▶ EXERCISE REQUIREMENTS
Pictures don't belong in the copy. Set down the lines from the one containing "Parse this screenshot: output" through the last line, exactly as they are.

▶ MATERIAL FOR THIS EXERCISE
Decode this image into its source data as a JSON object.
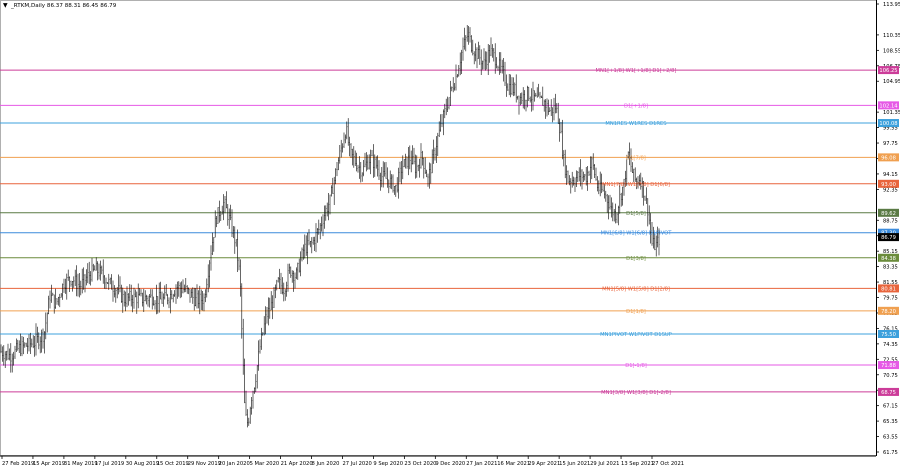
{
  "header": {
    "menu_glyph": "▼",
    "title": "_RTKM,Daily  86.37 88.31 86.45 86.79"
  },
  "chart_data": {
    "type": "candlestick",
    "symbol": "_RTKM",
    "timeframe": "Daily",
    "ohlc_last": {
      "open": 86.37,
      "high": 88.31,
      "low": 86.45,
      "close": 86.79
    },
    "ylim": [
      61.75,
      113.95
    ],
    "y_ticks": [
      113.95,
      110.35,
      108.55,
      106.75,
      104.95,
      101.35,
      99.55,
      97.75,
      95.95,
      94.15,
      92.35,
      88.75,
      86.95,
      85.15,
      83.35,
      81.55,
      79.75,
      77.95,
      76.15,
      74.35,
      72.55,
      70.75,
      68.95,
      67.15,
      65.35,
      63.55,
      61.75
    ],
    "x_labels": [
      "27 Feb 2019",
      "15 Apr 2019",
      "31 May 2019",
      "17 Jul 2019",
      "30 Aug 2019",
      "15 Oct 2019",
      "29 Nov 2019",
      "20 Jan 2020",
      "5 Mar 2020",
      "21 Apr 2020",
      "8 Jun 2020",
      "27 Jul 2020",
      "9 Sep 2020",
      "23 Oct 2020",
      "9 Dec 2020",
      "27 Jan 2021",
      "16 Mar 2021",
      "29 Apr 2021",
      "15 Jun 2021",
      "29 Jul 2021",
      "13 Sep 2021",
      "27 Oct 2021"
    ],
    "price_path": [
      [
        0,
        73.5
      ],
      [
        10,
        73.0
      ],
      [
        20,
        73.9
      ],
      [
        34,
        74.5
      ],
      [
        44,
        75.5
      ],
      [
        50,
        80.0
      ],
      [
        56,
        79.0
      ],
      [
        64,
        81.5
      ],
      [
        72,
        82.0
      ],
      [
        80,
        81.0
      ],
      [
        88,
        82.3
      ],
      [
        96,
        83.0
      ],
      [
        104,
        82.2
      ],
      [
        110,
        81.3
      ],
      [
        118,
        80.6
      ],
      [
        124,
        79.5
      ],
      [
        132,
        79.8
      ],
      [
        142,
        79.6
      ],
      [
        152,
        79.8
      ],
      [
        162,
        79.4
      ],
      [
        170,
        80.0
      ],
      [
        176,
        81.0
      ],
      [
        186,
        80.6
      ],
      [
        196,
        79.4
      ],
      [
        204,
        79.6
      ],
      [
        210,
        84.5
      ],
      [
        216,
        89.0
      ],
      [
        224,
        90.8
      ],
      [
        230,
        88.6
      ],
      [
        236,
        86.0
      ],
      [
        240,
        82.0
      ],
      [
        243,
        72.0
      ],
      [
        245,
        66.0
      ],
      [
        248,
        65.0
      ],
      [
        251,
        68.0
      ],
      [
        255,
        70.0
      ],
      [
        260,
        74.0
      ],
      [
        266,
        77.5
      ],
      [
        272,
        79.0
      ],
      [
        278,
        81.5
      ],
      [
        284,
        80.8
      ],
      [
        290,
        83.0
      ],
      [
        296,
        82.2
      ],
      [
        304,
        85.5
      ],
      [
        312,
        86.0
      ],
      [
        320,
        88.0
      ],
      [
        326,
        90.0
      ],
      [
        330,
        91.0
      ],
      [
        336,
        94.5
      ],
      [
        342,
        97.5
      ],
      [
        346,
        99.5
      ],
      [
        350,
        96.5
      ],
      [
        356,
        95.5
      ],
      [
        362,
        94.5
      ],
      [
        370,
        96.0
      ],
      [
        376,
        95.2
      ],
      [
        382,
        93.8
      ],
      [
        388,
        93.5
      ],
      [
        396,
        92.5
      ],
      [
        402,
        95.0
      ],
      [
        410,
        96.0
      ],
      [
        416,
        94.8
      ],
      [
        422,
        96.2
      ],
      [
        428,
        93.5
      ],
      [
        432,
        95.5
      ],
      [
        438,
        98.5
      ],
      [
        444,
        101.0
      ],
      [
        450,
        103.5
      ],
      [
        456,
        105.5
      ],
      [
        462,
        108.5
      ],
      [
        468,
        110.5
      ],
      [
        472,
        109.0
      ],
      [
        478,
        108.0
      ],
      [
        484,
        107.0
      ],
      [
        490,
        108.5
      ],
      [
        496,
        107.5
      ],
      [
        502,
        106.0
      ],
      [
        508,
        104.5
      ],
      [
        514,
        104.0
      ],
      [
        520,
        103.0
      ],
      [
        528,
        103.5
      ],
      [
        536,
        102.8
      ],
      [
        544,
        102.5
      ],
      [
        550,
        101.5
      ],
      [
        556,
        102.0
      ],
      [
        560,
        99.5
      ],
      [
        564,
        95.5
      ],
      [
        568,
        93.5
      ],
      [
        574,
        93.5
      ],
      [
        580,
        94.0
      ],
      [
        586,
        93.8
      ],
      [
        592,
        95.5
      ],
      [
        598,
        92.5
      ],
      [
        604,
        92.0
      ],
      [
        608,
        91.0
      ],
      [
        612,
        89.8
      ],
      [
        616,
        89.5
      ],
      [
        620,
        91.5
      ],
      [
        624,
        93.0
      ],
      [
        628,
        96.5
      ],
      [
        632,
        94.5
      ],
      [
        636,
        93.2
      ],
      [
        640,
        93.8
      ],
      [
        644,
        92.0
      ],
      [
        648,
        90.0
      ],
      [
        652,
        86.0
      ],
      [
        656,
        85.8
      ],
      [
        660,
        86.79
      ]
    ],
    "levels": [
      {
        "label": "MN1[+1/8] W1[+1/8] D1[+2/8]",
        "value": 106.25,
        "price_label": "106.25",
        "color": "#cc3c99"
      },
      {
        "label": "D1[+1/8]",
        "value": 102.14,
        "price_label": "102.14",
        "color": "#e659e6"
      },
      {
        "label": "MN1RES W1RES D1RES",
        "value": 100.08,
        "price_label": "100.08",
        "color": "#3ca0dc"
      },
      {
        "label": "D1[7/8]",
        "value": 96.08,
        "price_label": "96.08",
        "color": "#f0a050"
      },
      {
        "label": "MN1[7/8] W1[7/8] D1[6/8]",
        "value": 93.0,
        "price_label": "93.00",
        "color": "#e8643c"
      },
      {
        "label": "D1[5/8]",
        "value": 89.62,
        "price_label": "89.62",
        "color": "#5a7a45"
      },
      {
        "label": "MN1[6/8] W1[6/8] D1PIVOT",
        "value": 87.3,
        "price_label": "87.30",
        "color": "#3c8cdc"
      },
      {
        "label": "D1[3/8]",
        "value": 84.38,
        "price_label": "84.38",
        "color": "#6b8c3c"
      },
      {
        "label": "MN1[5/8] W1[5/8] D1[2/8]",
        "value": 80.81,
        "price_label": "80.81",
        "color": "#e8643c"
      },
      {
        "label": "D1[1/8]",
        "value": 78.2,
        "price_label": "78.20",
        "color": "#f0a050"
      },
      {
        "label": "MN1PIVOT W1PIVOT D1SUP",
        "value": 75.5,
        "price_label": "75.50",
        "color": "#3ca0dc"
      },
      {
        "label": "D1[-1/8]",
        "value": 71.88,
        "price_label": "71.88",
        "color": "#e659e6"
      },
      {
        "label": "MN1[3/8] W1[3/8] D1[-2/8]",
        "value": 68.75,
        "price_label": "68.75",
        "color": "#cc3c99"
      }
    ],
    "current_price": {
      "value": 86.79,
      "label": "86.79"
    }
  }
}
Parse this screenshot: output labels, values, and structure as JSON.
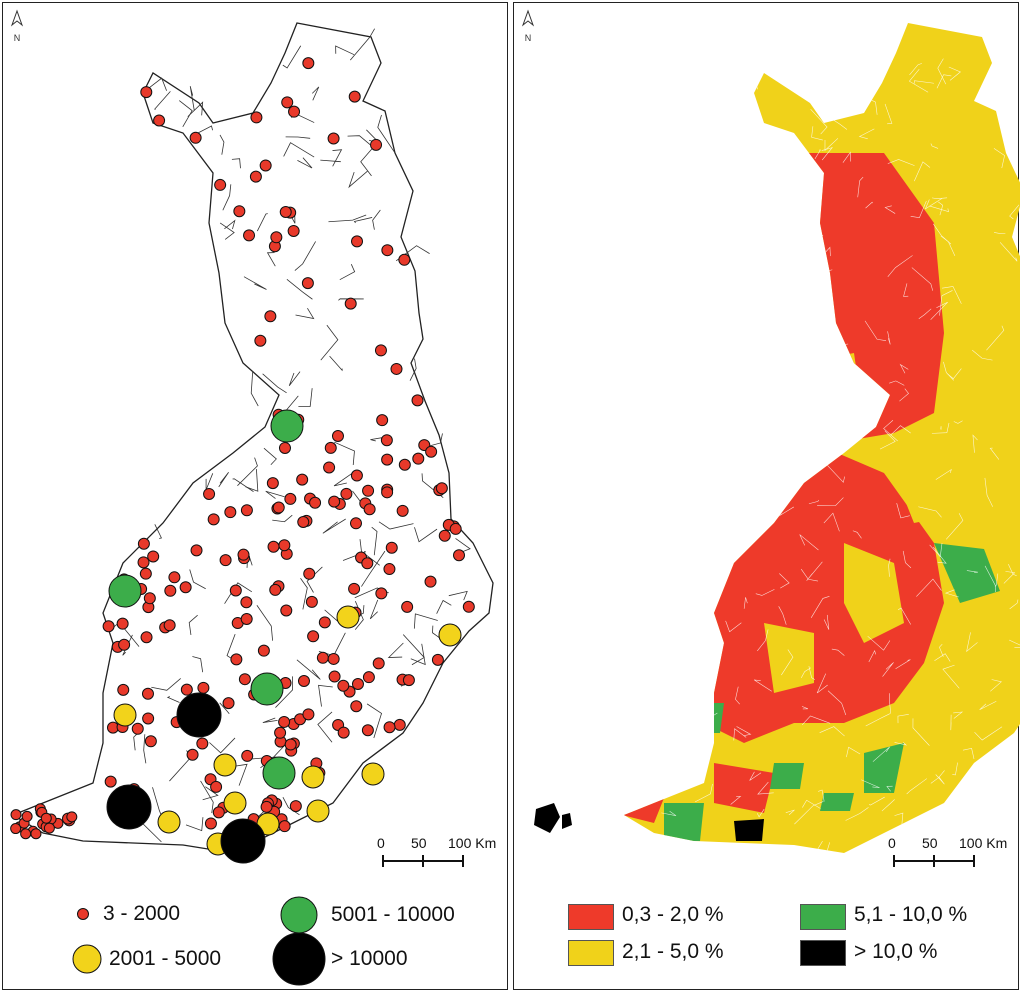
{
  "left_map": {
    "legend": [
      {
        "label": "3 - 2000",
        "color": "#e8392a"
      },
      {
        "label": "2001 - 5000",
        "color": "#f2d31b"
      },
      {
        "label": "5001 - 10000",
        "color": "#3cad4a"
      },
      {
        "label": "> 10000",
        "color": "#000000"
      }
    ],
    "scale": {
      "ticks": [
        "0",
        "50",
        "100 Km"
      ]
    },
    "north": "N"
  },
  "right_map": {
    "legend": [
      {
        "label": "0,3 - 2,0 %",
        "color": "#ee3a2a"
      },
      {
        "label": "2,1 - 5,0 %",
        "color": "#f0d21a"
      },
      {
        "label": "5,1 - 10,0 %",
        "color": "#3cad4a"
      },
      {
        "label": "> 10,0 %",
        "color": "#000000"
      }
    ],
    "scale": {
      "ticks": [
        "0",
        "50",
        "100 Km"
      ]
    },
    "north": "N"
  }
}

▶ ANSWER IN FULL
Parse this screenshot: output labels, values, and structure as JSON.
{
  "left_map": {
    "legend": [
      {
        "label": "3 - 2000",
        "color": "#e8392a"
      },
      {
        "label": "2001 - 5000",
        "color": "#f2d31b"
      },
      {
        "label": "5001 - 10000",
        "color": "#3cad4a"
      },
      {
        "label": "> 10000",
        "color": "#000000"
      }
    ],
    "scale": {
      "ticks": [
        "0",
        "50",
        "100 Km"
      ]
    },
    "north": "N"
  },
  "right_map": {
    "legend": [
      {
        "label": "0,3 - 2,0 %",
        "color": "#ee3a2a"
      },
      {
        "label": "2,1 - 5,0 %",
        "color": "#f0d21a"
      },
      {
        "label": "5,1 - 10,0 %",
        "color": "#3cad4a"
      },
      {
        "label": "> 10,0 %",
        "color": "#000000"
      }
    ],
    "scale": {
      "ticks": [
        "0",
        "50",
        "100 Km"
      ]
    },
    "north": "N"
  }
}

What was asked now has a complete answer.